◆ Given exercise ◆
Below are the records; reproduce all of them exactly but without any images.

----------------------------------------

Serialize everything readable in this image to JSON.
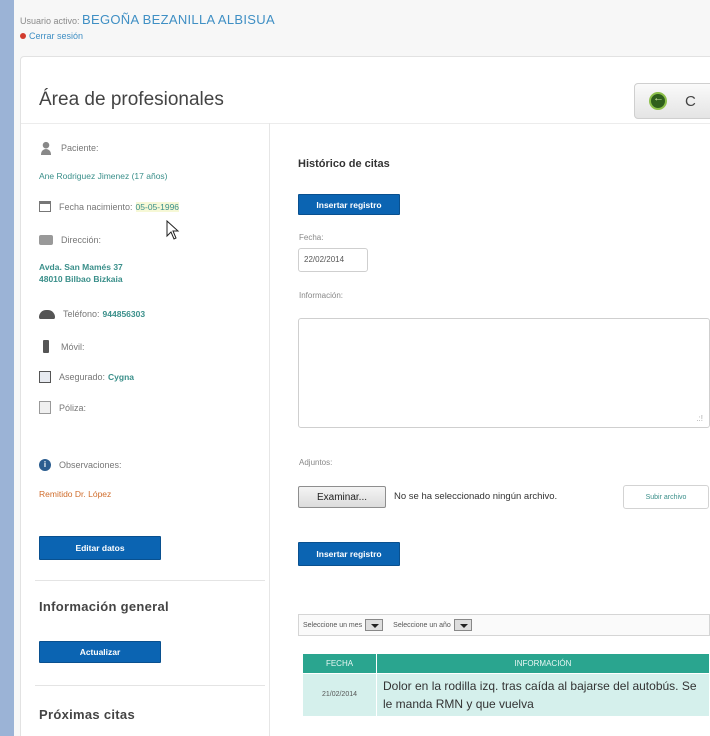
{
  "topbar": {
    "user_prefix": "Usuario activo:",
    "user_name": "BEGOÑA BEZANILLA ALBISUA",
    "logout": "Cerrar sesión"
  },
  "header": {
    "title": "Área de profesionales",
    "back_button_letter": "C"
  },
  "patient": {
    "patient_label": "Paciente:",
    "patient_value": "Ane Rodriguez Jimenez (17 años)",
    "birth_label": "Fecha nacimiento:",
    "birth_value": "05-05-1996",
    "address_label": "Dirección:",
    "address_line1": "Avda. San Mamés 37",
    "address_line2": "48010 Bilbao Bizkaia",
    "phone_label": "Teléfono:",
    "phone_value": "944856303",
    "mobile_label": "Móvil:",
    "insured_label": "Asegurado:",
    "insured_value": "Cygna",
    "policy_label": "Póliza:",
    "notes_label": "Observaciones:",
    "notes_value": "Remitido Dr. López",
    "edit_button": "Editar datos"
  },
  "general": {
    "title": "Información general",
    "update_button": "Actualizar"
  },
  "upcoming": {
    "title": "Próximas citas"
  },
  "history": {
    "title": "Histórico de citas",
    "insert_button_top": "Insertar registro",
    "date_label": "Fecha:",
    "date_value": "22/02/2014",
    "info_label": "Información:",
    "attachments_label": "Adjuntos:",
    "browse_button": "Examinar...",
    "no_file_text": "No se ha seleccionado ningún archivo.",
    "upload_button": "Subir archivo",
    "insert_button_bottom": "Insertar registro",
    "month_select": "Seleccione un mes",
    "year_select": "Seleccione un año",
    "columns": [
      "FECHA",
      "INFORMACIÓN"
    ],
    "rows": [
      {
        "date": "21/02/2014",
        "info": "Dolor en la rodilla izq. tras caída al bajarse del autobús. Se le manda RMN y que vuelva"
      }
    ]
  },
  "colors": {
    "accent_blue": "#0b64b2",
    "table_header": "#2aa58f",
    "table_row": "#d5f0ec",
    "link_teal": "#3a8f8a",
    "notes_orange": "#d06d2c"
  }
}
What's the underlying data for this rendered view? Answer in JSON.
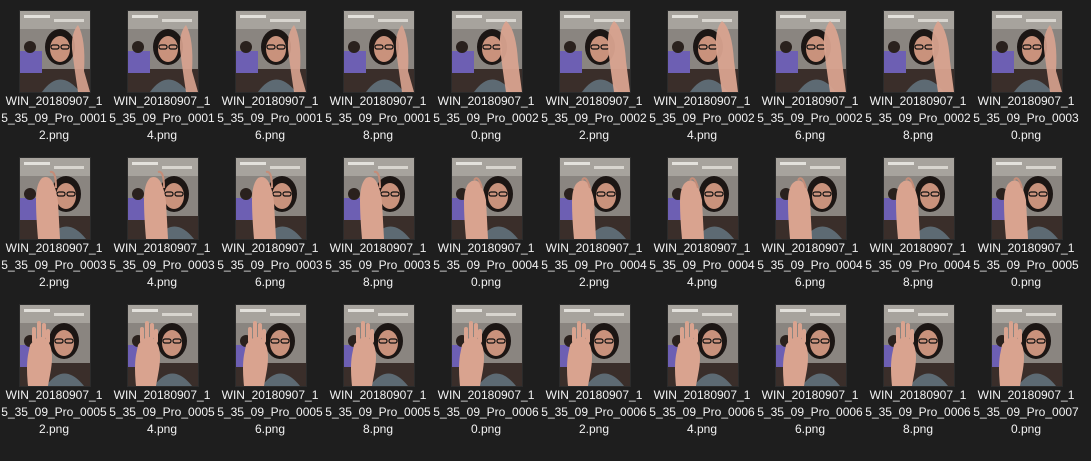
{
  "files": [
    {
      "name_line1": "WIN_20180907_1",
      "name_line2": "5_35_09_Pro_0001",
      "name_line3": "2.png",
      "hand": 0
    },
    {
      "name_line1": "WIN_20180907_1",
      "name_line2": "5_35_09_Pro_0001",
      "name_line3": "4.png",
      "hand": 0
    },
    {
      "name_line1": "WIN_20180907_1",
      "name_line2": "5_35_09_Pro_0001",
      "name_line3": "6.png",
      "hand": 0
    },
    {
      "name_line1": "WIN_20180907_1",
      "name_line2": "5_35_09_Pro_0001",
      "name_line3": "8.png",
      "hand": 0
    },
    {
      "name_line1": "WIN_20180907_1",
      "name_line2": "5_35_09_Pro_0002",
      "name_line3": "0.png",
      "hand": 1
    },
    {
      "name_line1": "WIN_20180907_1",
      "name_line2": "5_35_09_Pro_0002",
      "name_line3": "2.png",
      "hand": 1
    },
    {
      "name_line1": "WIN_20180907_1",
      "name_line2": "5_35_09_Pro_0002",
      "name_line3": "4.png",
      "hand": 1
    },
    {
      "name_line1": "WIN_20180907_1",
      "name_line2": "5_35_09_Pro_0002",
      "name_line3": "6.png",
      "hand": 1
    },
    {
      "name_line1": "WIN_20180907_1",
      "name_line2": "5_35_09_Pro_0002",
      "name_line3": "8.png",
      "hand": 1
    },
    {
      "name_line1": "WIN_20180907_1",
      "name_line2": "5_35_09_Pro_0003",
      "name_line3": "0.png",
      "hand": 0
    },
    {
      "name_line1": "WIN_20180907_1",
      "name_line2": "5_35_09_Pro_0003",
      "name_line3": "2.png",
      "hand": 2
    },
    {
      "name_line1": "WIN_20180907_1",
      "name_line2": "5_35_09_Pro_0003",
      "name_line3": "4.png",
      "hand": 2
    },
    {
      "name_line1": "WIN_20180907_1",
      "name_line2": "5_35_09_Pro_0003",
      "name_line3": "6.png",
      "hand": 2
    },
    {
      "name_line1": "WIN_20180907_1",
      "name_line2": "5_35_09_Pro_0003",
      "name_line3": "8.png",
      "hand": 2
    },
    {
      "name_line1": "WIN_20180907_1",
      "name_line2": "5_35_09_Pro_0004",
      "name_line3": "0.png",
      "hand": 3
    },
    {
      "name_line1": "WIN_20180907_1",
      "name_line2": "5_35_09_Pro_0004",
      "name_line3": "2.png",
      "hand": 3
    },
    {
      "name_line1": "WIN_20180907_1",
      "name_line2": "5_35_09_Pro_0004",
      "name_line3": "4.png",
      "hand": 3
    },
    {
      "name_line1": "WIN_20180907_1",
      "name_line2": "5_35_09_Pro_0004",
      "name_line3": "6.png",
      "hand": 3
    },
    {
      "name_line1": "WIN_20180907_1",
      "name_line2": "5_35_09_Pro_0004",
      "name_line3": "8.png",
      "hand": 3
    },
    {
      "name_line1": "WIN_20180907_1",
      "name_line2": "5_35_09_Pro_0005",
      "name_line3": "0.png",
      "hand": 3
    },
    {
      "name_line1": "WIN_20180907_1",
      "name_line2": "5_35_09_Pro_0005",
      "name_line3": "2.png",
      "hand": 4
    },
    {
      "name_line1": "WIN_20180907_1",
      "name_line2": "5_35_09_Pro_0005",
      "name_line3": "4.png",
      "hand": 4
    },
    {
      "name_line1": "WIN_20180907_1",
      "name_line2": "5_35_09_Pro_0005",
      "name_line3": "6.png",
      "hand": 4
    },
    {
      "name_line1": "WIN_20180907_1",
      "name_line2": "5_35_09_Pro_0005",
      "name_line3": "8.png",
      "hand": 4
    },
    {
      "name_line1": "WIN_20180907_1",
      "name_line2": "5_35_09_Pro_0006",
      "name_line3": "0.png",
      "hand": 4
    },
    {
      "name_line1": "WIN_20180907_1",
      "name_line2": "5_35_09_Pro_0006",
      "name_line3": "2.png",
      "hand": 4
    },
    {
      "name_line1": "WIN_20180907_1",
      "name_line2": "5_35_09_Pro_0006",
      "name_line3": "4.png",
      "hand": 4
    },
    {
      "name_line1": "WIN_20180907_1",
      "name_line2": "5_35_09_Pro_0006",
      "name_line3": "6.png",
      "hand": 4
    },
    {
      "name_line1": "WIN_20180907_1",
      "name_line2": "5_35_09_Pro_0006",
      "name_line3": "8.png",
      "hand": 4
    },
    {
      "name_line1": "WIN_20180907_1",
      "name_line2": "5_35_09_Pro_0007",
      "name_line3": "0.png",
      "hand": 4
    }
  ],
  "colors": {
    "background": "#1e1e1e",
    "label": "#f2f2f2",
    "skin": "#d9a38f",
    "hair": "#1c1614",
    "shirt": "#6d5fb3",
    "wall": "#8a8580"
  }
}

----------------------------------------

◆ Solution to this task ◆
Serialize everything readable in this image to JSON.
{
  "topbar": {
    "user_prefix": "Usuario activo:",
    "user_name": "BEGOÑA BEZANILLA ALBISUA",
    "logout": "Cerrar sesión"
  },
  "header": {
    "title": "Área de profesionales",
    "back_button_letter": "C"
  },
  "patient": {
    "patient_label": "Paciente:",
    "patient_value": "Ane Rodriguez Jimenez (17 años)",
    "birth_label": "Fecha nacimiento:",
    "birth_value": "05-05-1996",
    "address_label": "Dirección:",
    "address_line1": "Avda. San Mamés 37",
    "address_line2": "48010 Bilbao Bizkaia",
    "phone_label": "Teléfono:",
    "phone_value": "944856303",
    "mobile_label": "Móvil:",
    "insured_label": "Asegurado:",
    "insured_value": "Cygna",
    "policy_label": "Póliza:",
    "notes_label": "Observaciones:",
    "notes_value": "Remitido Dr. López",
    "edit_button": "Editar datos"
  },
  "general": {
    "title": "Información general",
    "update_button": "Actualizar"
  },
  "upcoming": {
    "title": "Próximas citas"
  },
  "history": {
    "title": "Histórico de citas",
    "insert_button_top": "Insertar registro",
    "date_label": "Fecha:",
    "date_value": "22/02/2014",
    "info_label": "Información:",
    "attachments_label": "Adjuntos:",
    "browse_button": "Examinar...",
    "no_file_text": "No se ha seleccionado ningún archivo.",
    "upload_button": "Subir archivo",
    "insert_button_bottom": "Insertar registro",
    "month_select": "Seleccione un mes",
    "year_select": "Seleccione un año",
    "columns": [
      "FECHA",
      "INFORMACIÓN"
    ],
    "rows": [
      {
        "date": "21/02/2014",
        "info": "Dolor en la rodilla izq. tras caída al bajarse del autobús. Se le manda RMN y que vuelva"
      }
    ]
  },
  "colors": {
    "accent_blue": "#0b64b2",
    "table_header": "#2aa58f",
    "table_row": "#d5f0ec",
    "link_teal": "#3a8f8a",
    "notes_orange": "#d06d2c"
  }
}
What's the underlying data for this rendered view? Answer in JSON.
{
  "files": [
    {
      "name_line1": "WIN_20180907_1",
      "name_line2": "5_35_09_Pro_0001",
      "name_line3": "2.png",
      "hand": 0
    },
    {
      "name_line1": "WIN_20180907_1",
      "name_line2": "5_35_09_Pro_0001",
      "name_line3": "4.png",
      "hand": 0
    },
    {
      "name_line1": "WIN_20180907_1",
      "name_line2": "5_35_09_Pro_0001",
      "name_line3": "6.png",
      "hand": 0
    },
    {
      "name_line1": "WIN_20180907_1",
      "name_line2": "5_35_09_Pro_0001",
      "name_line3": "8.png",
      "hand": 0
    },
    {
      "name_line1": "WIN_20180907_1",
      "name_line2": "5_35_09_Pro_0002",
      "name_line3": "0.png",
      "hand": 1
    },
    {
      "name_line1": "WIN_20180907_1",
      "name_line2": "5_35_09_Pro_0002",
      "name_line3": "2.png",
      "hand": 1
    },
    {
      "name_line1": "WIN_20180907_1",
      "name_line2": "5_35_09_Pro_0002",
      "name_line3": "4.png",
      "hand": 1
    },
    {
      "name_line1": "WIN_20180907_1",
      "name_line2": "5_35_09_Pro_0002",
      "name_line3": "6.png",
      "hand": 1
    },
    {
      "name_line1": "WIN_20180907_1",
      "name_line2": "5_35_09_Pro_0002",
      "name_line3": "8.png",
      "hand": 1
    },
    {
      "name_line1": "WIN_20180907_1",
      "name_line2": "5_35_09_Pro_0003",
      "name_line3": "0.png",
      "hand": 0
    },
    {
      "name_line1": "WIN_20180907_1",
      "name_line2": "5_35_09_Pro_0003",
      "name_line3": "2.png",
      "hand": 2
    },
    {
      "name_line1": "WIN_20180907_1",
      "name_line2": "5_35_09_Pro_0003",
      "name_line3": "4.png",
      "hand": 2
    },
    {
      "name_line1": "WIN_20180907_1",
      "name_line2": "5_35_09_Pro_0003",
      "name_line3": "6.png",
      "hand": 2
    },
    {
      "name_line1": "WIN_20180907_1",
      "name_line2": "5_35_09_Pro_0003",
      "name_line3": "8.png",
      "hand": 2
    },
    {
      "name_line1": "WIN_20180907_1",
      "name_line2": "5_35_09_Pro_0004",
      "name_line3": "0.png",
      "hand": 3
    },
    {
      "name_line1": "WIN_20180907_1",
      "name_line2": "5_35_09_Pro_0004",
      "name_line3": "2.png",
      "hand": 3
    },
    {
      "name_line1": "WIN_20180907_1",
      "name_line2": "5_35_09_Pro_0004",
      "name_line3": "4.png",
      "hand": 3
    },
    {
      "name_line1": "WIN_20180907_1",
      "name_line2": "5_35_09_Pro_0004",
      "name_line3": "6.png",
      "hand": 3
    },
    {
      "name_line1": "WIN_20180907_1",
      "name_line2": "5_35_09_Pro_0004",
      "name_line3": "8.png",
      "hand": 3
    },
    {
      "name_line1": "WIN_20180907_1",
      "name_line2": "5_35_09_Pro_0005",
      "name_line3": "0.png",
      "hand": 3
    },
    {
      "name_line1": "WIN_20180907_1",
      "name_line2": "5_35_09_Pro_0005",
      "name_line3": "2.png",
      "hand": 4
    },
    {
      "name_line1": "WIN_20180907_1",
      "name_line2": "5_35_09_Pro_0005",
      "name_line3": "4.png",
      "hand": 4
    },
    {
      "name_line1": "WIN_20180907_1",
      "name_line2": "5_35_09_Pro_0005",
      "name_line3": "6.png",
      "hand": 4
    },
    {
      "name_line1": "WIN_20180907_1",
      "name_line2": "5_35_09_Pro_0005",
      "name_line3": "8.png",
      "hand": 4
    },
    {
      "name_line1": "WIN_20180907_1",
      "name_line2": "5_35_09_Pro_0006",
      "name_line3": "0.png",
      "hand": 4
    },
    {
      "name_line1": "WIN_20180907_1",
      "name_line2": "5_35_09_Pro_0006",
      "name_line3": "2.png",
      "hand": 4
    },
    {
      "name_line1": "WIN_20180907_1",
      "name_line2": "5_35_09_Pro_0006",
      "name_line3": "4.png",
      "hand": 4
    },
    {
      "name_line1": "WIN_20180907_1",
      "name_line2": "5_35_09_Pro_0006",
      "name_line3": "6.png",
      "hand": 4
    },
    {
      "name_line1": "WIN_20180907_1",
      "name_line2": "5_35_09_Pro_0006",
      "name_line3": "8.png",
      "hand": 4
    },
    {
      "name_line1": "WIN_20180907_1",
      "name_line2": "5_35_09_Pro_0007",
      "name_line3": "0.png",
      "hand": 4
    }
  ],
  "colors": {
    "background": "#1e1e1e",
    "label": "#f2f2f2",
    "skin": "#d9a38f",
    "hair": "#1c1614",
    "shirt": "#6d5fb3",
    "wall": "#8a8580"
  }
}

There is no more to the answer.